- **Instructions to follow**
Copy out the entries exactly, from the first line to the last.

- **Given data**
□ □ □ □ □
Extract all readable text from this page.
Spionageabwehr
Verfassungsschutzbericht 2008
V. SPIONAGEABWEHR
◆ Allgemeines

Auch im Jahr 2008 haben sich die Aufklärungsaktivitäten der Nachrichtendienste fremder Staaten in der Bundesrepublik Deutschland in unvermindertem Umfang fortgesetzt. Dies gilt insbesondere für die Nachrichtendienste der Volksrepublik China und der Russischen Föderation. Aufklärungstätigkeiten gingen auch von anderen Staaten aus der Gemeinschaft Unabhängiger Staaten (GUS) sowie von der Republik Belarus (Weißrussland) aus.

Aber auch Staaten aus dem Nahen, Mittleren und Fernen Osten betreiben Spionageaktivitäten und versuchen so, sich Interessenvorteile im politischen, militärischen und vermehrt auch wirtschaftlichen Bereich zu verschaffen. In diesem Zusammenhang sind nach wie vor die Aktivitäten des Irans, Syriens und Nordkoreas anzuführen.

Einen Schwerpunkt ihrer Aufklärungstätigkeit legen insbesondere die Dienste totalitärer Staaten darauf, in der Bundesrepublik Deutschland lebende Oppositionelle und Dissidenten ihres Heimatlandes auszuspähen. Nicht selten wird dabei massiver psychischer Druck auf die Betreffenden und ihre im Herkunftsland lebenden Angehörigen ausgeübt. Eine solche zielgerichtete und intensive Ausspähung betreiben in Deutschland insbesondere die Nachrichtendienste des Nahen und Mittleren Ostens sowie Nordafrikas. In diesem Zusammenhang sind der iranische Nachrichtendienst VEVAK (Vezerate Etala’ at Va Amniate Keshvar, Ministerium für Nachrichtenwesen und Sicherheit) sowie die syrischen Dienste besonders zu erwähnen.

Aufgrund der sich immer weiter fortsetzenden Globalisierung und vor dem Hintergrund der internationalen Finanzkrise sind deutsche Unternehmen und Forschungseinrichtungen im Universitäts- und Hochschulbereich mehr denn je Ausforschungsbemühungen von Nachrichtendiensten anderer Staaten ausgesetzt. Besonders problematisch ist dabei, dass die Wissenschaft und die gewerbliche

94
□ □ □ □ □
- **Solution for this task**
Extract all readable text from this page.
Spionageabwehr
Verfassungsschutzbericht 2008
V. SPIONAGEABWEHR
◆ Allgemeines

Auch im Jahr 2008 haben sich die Aufklärungsaktivitäten der Nachrichtendienste fremder Staaten in der Bundesrepublik Deutschland in unvermindertem Umfang fortgesetzt. Dies gilt insbesondere für die Nachrichtendienste der Volksrepublik China und der Russischen Föderation. Aufklärungstätigkeiten gingen auch von anderen Staaten aus der Gemeinschaft Unabhängiger Staaten (GUS) sowie von der Republik Belarus (Weißrussland) aus.

Aber auch Staaten aus dem Nahen, Mittleren und Fernen Osten betreiben Spionageaktivitäten und versuchen so, sich Interessenvorteile im politischen, militärischen und vermehrt auch wirtschaftlichen Bereich zu verschaffen. In diesem Zusammenhang sind nach wie vor die Aktivitäten des Irans, Syriens und Nordkoreas anzuführen.

Einen Schwerpunkt ihrer Aufklärungstätigkeit legen insbesondere die Dienste totalitärer Staaten darauf, in der Bundesrepublik Deutschland lebende Oppositionelle und Dissidenten ihres Heimatlandes auszuspähen. Nicht selten wird dabei massiver psychischer Druck auf die Betreffenden und ihre im Herkunftsland lebenden Angehörigen ausgeübt. Eine solche zielgerichtete und intensive Ausspähung betreiben in Deutschland insbesondere die Nachrichtendienste des Nahen und Mittleren Ostens sowie Nordafrikas. In diesem Zusammenhang sind der iranische Nachrichtendienst VEVAK (Vezerate Etala’ at Va Amniate Keshvar, Ministerium für Nachrichtenwesen und Sicherheit) sowie die syrischen Dienste besonders zu erwähnen.

Aufgrund der sich immer weiter fortsetzenden Globalisierung und vor dem Hintergrund der internationalen Finanzkrise sind deutsche Unternehmen und Forschungseinrichtungen im Universitäts- und Hochschulbereich mehr denn je Ausforschungsbemühungen von Nachrichtendiensten anderer Staaten ausgesetzt. Besonders problematisch ist dabei, dass die Wissenschaft und die gewerbliche

94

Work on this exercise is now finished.